Extracted data:

============

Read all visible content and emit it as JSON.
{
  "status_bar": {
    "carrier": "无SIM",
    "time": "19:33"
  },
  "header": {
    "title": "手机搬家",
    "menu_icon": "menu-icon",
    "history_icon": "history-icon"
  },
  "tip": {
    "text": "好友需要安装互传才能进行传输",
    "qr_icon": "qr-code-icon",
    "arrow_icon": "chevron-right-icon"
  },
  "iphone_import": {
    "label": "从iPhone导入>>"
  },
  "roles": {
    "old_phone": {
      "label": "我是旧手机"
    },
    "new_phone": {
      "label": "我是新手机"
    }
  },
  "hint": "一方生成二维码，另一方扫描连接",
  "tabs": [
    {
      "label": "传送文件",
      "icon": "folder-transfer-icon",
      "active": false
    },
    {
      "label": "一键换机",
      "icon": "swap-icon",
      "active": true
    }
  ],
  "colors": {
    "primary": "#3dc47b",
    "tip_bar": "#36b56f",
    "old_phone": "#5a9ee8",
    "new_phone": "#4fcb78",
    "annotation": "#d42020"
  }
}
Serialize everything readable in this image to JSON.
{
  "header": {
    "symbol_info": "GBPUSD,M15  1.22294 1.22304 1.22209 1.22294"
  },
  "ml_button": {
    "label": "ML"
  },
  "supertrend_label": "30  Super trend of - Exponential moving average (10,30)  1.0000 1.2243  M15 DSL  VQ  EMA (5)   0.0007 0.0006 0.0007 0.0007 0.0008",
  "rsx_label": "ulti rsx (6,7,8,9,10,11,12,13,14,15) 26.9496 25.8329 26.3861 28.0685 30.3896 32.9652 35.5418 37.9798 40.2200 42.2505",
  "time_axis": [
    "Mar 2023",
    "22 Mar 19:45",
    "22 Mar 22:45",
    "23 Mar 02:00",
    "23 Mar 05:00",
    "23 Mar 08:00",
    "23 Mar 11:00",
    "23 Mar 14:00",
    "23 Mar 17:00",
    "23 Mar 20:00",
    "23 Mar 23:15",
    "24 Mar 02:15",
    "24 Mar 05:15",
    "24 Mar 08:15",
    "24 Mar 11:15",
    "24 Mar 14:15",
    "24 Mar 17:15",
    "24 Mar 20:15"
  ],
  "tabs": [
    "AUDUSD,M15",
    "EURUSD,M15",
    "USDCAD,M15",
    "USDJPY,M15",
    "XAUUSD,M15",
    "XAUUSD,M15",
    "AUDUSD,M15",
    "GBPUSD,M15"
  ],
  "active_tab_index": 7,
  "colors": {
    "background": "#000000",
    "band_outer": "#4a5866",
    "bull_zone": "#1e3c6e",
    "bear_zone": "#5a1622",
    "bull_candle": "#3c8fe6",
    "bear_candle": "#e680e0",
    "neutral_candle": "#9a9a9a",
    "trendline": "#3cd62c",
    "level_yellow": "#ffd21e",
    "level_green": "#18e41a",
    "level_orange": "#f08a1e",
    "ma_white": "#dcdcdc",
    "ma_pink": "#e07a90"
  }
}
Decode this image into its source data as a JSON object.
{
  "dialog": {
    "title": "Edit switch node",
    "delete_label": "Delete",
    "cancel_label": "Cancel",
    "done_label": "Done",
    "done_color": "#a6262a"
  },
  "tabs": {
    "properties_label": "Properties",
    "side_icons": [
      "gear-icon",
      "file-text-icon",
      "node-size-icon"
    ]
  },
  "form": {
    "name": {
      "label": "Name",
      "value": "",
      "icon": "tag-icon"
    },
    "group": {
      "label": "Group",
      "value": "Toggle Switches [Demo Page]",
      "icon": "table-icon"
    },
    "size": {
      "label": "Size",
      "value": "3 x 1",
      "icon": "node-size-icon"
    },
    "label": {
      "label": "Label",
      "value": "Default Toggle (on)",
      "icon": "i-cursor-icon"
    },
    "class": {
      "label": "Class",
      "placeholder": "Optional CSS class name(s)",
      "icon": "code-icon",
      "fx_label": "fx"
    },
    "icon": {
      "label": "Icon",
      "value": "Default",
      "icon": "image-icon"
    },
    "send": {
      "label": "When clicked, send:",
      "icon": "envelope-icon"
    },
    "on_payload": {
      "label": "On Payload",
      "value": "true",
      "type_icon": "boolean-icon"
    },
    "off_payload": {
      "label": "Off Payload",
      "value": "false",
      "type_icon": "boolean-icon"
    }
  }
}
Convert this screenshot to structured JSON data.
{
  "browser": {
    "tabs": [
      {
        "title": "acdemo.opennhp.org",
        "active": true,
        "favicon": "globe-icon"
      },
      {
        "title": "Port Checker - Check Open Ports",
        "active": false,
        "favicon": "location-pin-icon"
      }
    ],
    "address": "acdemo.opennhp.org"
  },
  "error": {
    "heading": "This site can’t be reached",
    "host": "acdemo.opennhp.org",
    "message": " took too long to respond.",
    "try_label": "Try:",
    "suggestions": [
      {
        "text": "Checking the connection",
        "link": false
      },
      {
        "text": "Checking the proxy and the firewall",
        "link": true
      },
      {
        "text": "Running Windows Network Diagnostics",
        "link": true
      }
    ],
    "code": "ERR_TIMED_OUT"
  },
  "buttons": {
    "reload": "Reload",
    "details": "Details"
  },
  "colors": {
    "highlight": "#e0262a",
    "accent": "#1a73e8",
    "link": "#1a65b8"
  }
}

============

Exercise goal: Which lines hold the word "value"? Copy all of them.

Exercise result:
      "value": "",
      "value": "Toggle Switches [Demo Page]",
      "value": "3 x 1",
      "value": "Default Toggle (on)",
      "value": "Default",
      "value": "true",
      "value": "false",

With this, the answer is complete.